# PROBLEM TO WORK ON:
Write down every entry below once more, exactly.

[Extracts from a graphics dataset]
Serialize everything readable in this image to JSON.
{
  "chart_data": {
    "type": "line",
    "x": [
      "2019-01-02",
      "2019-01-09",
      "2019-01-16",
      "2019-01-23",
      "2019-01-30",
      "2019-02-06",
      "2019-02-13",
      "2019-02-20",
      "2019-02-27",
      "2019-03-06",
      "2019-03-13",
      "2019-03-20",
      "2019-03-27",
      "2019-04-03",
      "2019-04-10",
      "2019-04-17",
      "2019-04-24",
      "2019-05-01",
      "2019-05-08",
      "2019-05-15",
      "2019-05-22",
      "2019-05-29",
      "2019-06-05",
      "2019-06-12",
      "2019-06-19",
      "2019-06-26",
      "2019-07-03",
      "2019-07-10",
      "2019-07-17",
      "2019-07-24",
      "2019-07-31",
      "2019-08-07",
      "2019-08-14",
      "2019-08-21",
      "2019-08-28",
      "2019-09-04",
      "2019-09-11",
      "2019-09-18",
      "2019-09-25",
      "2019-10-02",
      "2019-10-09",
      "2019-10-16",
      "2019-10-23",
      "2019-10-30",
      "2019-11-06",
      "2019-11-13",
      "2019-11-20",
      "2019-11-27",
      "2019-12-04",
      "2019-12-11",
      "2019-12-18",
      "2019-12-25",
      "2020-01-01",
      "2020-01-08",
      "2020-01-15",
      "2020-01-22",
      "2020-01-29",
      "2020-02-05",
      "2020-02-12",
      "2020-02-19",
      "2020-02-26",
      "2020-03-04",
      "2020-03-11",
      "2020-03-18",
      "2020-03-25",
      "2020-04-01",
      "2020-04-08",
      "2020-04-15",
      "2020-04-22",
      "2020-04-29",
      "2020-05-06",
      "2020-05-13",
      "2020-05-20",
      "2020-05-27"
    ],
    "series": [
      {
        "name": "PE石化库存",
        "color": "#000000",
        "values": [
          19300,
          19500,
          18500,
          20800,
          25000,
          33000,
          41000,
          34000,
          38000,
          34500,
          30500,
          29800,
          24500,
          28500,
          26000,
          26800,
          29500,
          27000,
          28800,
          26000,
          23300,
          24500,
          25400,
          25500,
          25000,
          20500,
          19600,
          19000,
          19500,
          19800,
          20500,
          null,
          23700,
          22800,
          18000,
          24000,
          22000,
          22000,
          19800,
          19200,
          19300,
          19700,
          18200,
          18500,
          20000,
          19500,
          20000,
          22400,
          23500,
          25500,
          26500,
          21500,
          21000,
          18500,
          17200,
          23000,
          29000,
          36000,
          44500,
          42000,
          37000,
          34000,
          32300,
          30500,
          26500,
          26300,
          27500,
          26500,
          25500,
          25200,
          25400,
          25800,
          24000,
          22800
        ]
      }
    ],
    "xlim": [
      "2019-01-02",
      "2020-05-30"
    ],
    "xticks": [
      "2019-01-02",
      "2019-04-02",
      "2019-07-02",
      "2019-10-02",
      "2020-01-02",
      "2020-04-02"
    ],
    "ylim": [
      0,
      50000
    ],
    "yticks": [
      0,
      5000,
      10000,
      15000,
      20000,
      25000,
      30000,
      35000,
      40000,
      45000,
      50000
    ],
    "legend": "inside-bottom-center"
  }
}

# FINISHED ANSWER:
Serialize everything readable in this image to JSON.
{
  "chart_data": {
    "type": "line",
    "x": [
      "2019-01-02",
      "2019-01-09",
      "2019-01-16",
      "2019-01-23",
      "2019-01-30",
      "2019-02-06",
      "2019-02-13",
      "2019-02-20",
      "2019-02-27",
      "2019-03-06",
      "2019-03-13",
      "2019-03-20",
      "2019-03-27",
      "2019-04-03",
      "2019-04-10",
      "2019-04-17",
      "2019-04-24",
      "2019-05-01",
      "2019-05-08",
      "2019-05-15",
      "2019-05-22",
      "2019-05-29",
      "2019-06-05",
      "2019-06-12",
      "2019-06-19",
      "2019-06-26",
      "2019-07-03",
      "2019-07-10",
      "2019-07-17",
      "2019-07-24",
      "2019-07-31",
      "2019-08-07",
      "2019-08-14",
      "2019-08-21",
      "2019-08-28",
      "2019-09-04",
      "2019-09-11",
      "2019-09-18",
      "2019-09-25",
      "2019-10-02",
      "2019-10-09",
      "2019-10-16",
      "2019-10-23",
      "2019-10-30",
      "2019-11-06",
      "2019-11-13",
      "2019-11-20",
      "2019-11-27",
      "2019-12-04",
      "2019-12-11",
      "2019-12-18",
      "2019-12-25",
      "2020-01-01",
      "2020-01-08",
      "2020-01-15",
      "2020-01-22",
      "2020-01-29",
      "2020-02-05",
      "2020-02-12",
      "2020-02-19",
      "2020-02-26",
      "2020-03-04",
      "2020-03-11",
      "2020-03-18",
      "2020-03-25",
      "2020-04-01",
      "2020-04-08",
      "2020-04-15",
      "2020-04-22",
      "2020-04-29",
      "2020-05-06",
      "2020-05-13",
      "2020-05-20",
      "2020-05-27"
    ],
    "series": [
      {
        "name": "PE石化库存",
        "color": "#000000",
        "values": [
          19300,
          19500,
          18500,
          20800,
          25000,
          33000,
          41000,
          34000,
          38000,
          34500,
          30500,
          29800,
          24500,
          28500,
          26000,
          26800,
          29500,
          27000,
          28800,
          26000,
          23300,
          24500,
          25400,
          25500,
          25000,
          20500,
          19600,
          19000,
          19500,
          19800,
          20500,
          null,
          23700,
          22800,
          18000,
          24000,
          22000,
          22000,
          19800,
          19200,
          19300,
          19700,
          18200,
          18500,
          20000,
          19500,
          20000,
          22400,
          23500,
          25500,
          26500,
          21500,
          21000,
          18500,
          17200,
          23000,
          29000,
          36000,
          44500,
          42000,
          37000,
          34000,
          32300,
          30500,
          26500,
          26300,
          27500,
          26500,
          25500,
          25200,
          25400,
          25800,
          24000,
          22800
        ]
      }
    ],
    "xlim": [
      "2019-01-02",
      "2020-05-30"
    ],
    "xticks": [
      "2019-01-02",
      "2019-04-02",
      "2019-07-02",
      "2019-10-02",
      "2020-01-02",
      "2020-04-02"
    ],
    "ylim": [
      0,
      50000
    ],
    "yticks": [
      0,
      5000,
      10000,
      15000,
      20000,
      25000,
      30000,
      35000,
      40000,
      45000,
      50000
    ],
    "legend": "inside-bottom-center"
  }
}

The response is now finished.